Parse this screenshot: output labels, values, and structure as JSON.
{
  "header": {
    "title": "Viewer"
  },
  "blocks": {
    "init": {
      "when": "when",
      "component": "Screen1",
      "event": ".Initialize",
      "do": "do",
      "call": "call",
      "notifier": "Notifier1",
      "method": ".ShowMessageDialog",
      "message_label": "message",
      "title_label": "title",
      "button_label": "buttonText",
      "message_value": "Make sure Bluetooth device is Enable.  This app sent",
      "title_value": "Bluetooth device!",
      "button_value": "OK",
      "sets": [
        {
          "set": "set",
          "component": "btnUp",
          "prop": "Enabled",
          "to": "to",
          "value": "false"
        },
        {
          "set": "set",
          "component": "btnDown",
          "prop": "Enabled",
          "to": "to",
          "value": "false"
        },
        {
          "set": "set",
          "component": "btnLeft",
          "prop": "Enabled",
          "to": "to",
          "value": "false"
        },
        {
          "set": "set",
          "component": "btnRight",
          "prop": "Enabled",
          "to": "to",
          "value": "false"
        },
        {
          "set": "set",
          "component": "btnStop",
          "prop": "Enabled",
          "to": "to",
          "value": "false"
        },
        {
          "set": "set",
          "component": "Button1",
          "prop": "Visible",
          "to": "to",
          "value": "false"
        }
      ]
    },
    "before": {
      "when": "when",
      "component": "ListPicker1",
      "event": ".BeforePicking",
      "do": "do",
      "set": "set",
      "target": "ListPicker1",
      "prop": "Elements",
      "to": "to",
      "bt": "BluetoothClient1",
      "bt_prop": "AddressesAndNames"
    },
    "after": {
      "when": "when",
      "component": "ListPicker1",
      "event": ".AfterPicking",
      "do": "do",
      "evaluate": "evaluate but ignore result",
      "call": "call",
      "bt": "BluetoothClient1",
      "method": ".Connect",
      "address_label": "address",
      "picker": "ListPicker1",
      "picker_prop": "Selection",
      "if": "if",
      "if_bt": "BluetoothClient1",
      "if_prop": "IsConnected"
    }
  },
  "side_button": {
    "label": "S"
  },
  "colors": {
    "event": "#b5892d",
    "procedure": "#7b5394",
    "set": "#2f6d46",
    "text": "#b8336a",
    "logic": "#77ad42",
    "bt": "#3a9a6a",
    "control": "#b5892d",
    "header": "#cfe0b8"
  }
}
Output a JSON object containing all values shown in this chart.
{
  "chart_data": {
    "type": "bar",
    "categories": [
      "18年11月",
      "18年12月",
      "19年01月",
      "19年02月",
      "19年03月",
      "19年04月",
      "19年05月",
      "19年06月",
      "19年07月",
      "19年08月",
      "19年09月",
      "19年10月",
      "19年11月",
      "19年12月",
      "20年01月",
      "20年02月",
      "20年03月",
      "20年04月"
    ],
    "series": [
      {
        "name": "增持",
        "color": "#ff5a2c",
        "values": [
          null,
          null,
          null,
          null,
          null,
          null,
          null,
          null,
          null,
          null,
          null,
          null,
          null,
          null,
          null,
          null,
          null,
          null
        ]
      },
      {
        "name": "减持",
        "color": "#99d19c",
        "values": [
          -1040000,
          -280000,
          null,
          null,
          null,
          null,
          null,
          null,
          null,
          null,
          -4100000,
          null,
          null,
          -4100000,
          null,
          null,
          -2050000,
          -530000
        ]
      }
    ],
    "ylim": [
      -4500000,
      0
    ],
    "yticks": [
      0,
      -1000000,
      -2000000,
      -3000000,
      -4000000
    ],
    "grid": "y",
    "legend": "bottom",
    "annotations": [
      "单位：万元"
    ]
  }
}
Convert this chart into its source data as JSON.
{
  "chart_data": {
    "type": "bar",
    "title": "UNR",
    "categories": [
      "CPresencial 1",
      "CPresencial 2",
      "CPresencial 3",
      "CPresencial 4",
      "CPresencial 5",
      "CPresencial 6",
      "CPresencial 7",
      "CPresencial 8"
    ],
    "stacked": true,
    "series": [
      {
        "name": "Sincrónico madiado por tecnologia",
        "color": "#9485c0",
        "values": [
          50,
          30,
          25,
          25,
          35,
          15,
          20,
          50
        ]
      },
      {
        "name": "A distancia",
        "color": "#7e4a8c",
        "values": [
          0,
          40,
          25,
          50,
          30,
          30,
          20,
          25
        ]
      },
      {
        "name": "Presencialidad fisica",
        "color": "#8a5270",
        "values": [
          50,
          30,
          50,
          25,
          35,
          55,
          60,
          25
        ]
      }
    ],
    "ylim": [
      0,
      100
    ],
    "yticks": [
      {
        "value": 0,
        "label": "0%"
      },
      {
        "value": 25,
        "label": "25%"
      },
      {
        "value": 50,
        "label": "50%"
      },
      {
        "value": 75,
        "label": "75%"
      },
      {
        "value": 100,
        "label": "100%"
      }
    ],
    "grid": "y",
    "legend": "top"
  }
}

____

Work to do — Print the listing above in its entirety, with every line exact.

Result of this exercise —
Parse this screenshot: output labels, values, and structure as JSON.
{
  "header": {
    "title": "Viewer"
  },
  "blocks": {
    "init": {
      "when": "when",
      "component": "Screen1",
      "event": ".Initialize",
      "do": "do",
      "call": "call",
      "notifier": "Notifier1",
      "method": ".ShowMessageDialog",
      "message_label": "message",
      "title_label": "title",
      "button_label": "buttonText",
      "message_value": "Make sure Bluetooth device is Enable.  This app sent",
      "title_value": "Bluetooth device!",
      "button_value": "OK",
      "sets": [
        {
          "set": "set",
          "component": "btnUp",
          "prop": "Enabled",
          "to": "to",
          "value": "false"
        },
        {
          "set": "set",
          "component": "btnDown",
          "prop": "Enabled",
          "to": "to",
          "value": "false"
        },
        {
          "set": "set",
          "component": "btnLeft",
          "prop": "Enabled",
          "to": "to",
          "value": "false"
        },
        {
          "set": "set",
          "component": "btnRight",
          "prop": "Enabled",
          "to": "to",
          "value": "false"
        },
        {
          "set": "set",
          "component": "btnStop",
          "prop": "Enabled",
          "to": "to",
          "value": "false"
        },
        {
          "set": "set",
          "component": "Button1",
          "prop": "Visible",
          "to": "to",
          "value": "false"
        }
      ]
    },
    "before": {
      "when": "when",
      "component": "ListPicker1",
      "event": ".BeforePicking",
      "do": "do",
      "set": "set",
      "target": "ListPicker1",
      "prop": "Elements",
      "to": "to",
      "bt": "BluetoothClient1",
      "bt_prop": "AddressesAndNames"
    },
    "after": {
      "when": "when",
      "component": "ListPicker1",
      "event": ".AfterPicking",
      "do": "do",
      "evaluate": "evaluate but ignore result",
      "call": "call",
      "bt": "BluetoothClient1",
      "method": ".Connect",
      "address_label": "address",
      "picker": "ListPicker1",
      "picker_prop": "Selection",
      "if": "if",
      "if_bt": "BluetoothClient1",
      "if_prop": "IsConnected"
    }
  },
  "side_button": {
    "label": "S"
  },
  "colors": {
    "event": "#b5892d",
    "procedure": "#7b5394",
    "set": "#2f6d46",
    "text": "#b8336a",
    "logic": "#77ad42",
    "bt": "#3a9a6a",
    "control": "#b5892d",
    "header": "#cfe0b8"
  }
}
Output a JSON object containing all values shown in this chart.
{
  "chart_data": {
    "type": "bar",
    "categories": [
      "18年11月",
      "18年12月",
      "19年01月",
      "19年02月",
      "19年03月",
      "19年04月",
      "19年05月",
      "19年06月",
      "19年07月",
      "19年08月",
      "19年09月",
      "19年10月",
      "19年11月",
      "19年12月",
      "20年01月",
      "20年02月",
      "20年03月",
      "20年04月"
    ],
    "series": [
      {
        "name": "增持",
        "color": "#ff5a2c",
        "values": [
          null,
          null,
          null,
          null,
          null,
          null,
          null,
          null,
          null,
          null,
          null,
          null,
          null,
          null,
          null,
          null,
          null,
          null
        ]
      },
      {
        "name": "减持",
        "color": "#99d19c",
        "values": [
          -1040000,
          -280000,
          null,
          null,
          null,
          null,
          null,
          null,
          null,
          null,
          -4100000,
          null,
          null,
          -4100000,
          null,
          null,
          -2050000,
          -530000
        ]
      }
    ],
    "ylim": [
      -4500000,
      0
    ],
    "yticks": [
      0,
      -1000000,
      -2000000,
      -3000000,
      -4000000
    ],
    "grid": "y",
    "legend": "bottom",
    "annotations": [
      "单位：万元"
    ]
  }
}
Convert this chart into its source data as JSON.
{
  "chart_data": {
    "type": "bar",
    "title": "UNR",
    "categories": [
      "CPresencial 1",
      "CPresencial 2",
      "CPresencial 3",
      "CPresencial 4",
      "CPresencial 5",
      "CPresencial 6",
      "CPresencial 7",
      "CPresencial 8"
    ],
    "stacked": true,
    "series": [
      {
        "name": "Sincrónico madiado por tecnologia",
        "color": "#9485c0",
        "values": [
          50,
          30,
          25,
          25,
          35,
          15,
          20,
          50
        ]
      },
      {
        "name": "A distancia",
        "color": "#7e4a8c",
        "values": [
          0,
          40,
          25,
          50,
          30,
          30,
          20,
          25
        ]
      },
      {
        "name": "Presencialidad fisica",
        "color": "#8a5270",
        "values": [
          50,
          30,
          50,
          25,
          35,
          55,
          60,
          25
        ]
      }
    ],
    "ylim": [
      0,
      100
    ],
    "yticks": [
      {
        "value": 0,
        "label": "0%"
      },
      {
        "value": 25,
        "label": "25%"
      },
      {
        "value": 50,
        "label": "50%"
      },
      {
        "value": 75,
        "label": "75%"
      },
      {
        "value": 100,
        "label": "100%"
      }
    ],
    "grid": "y",
    "legend": "top"
  }
}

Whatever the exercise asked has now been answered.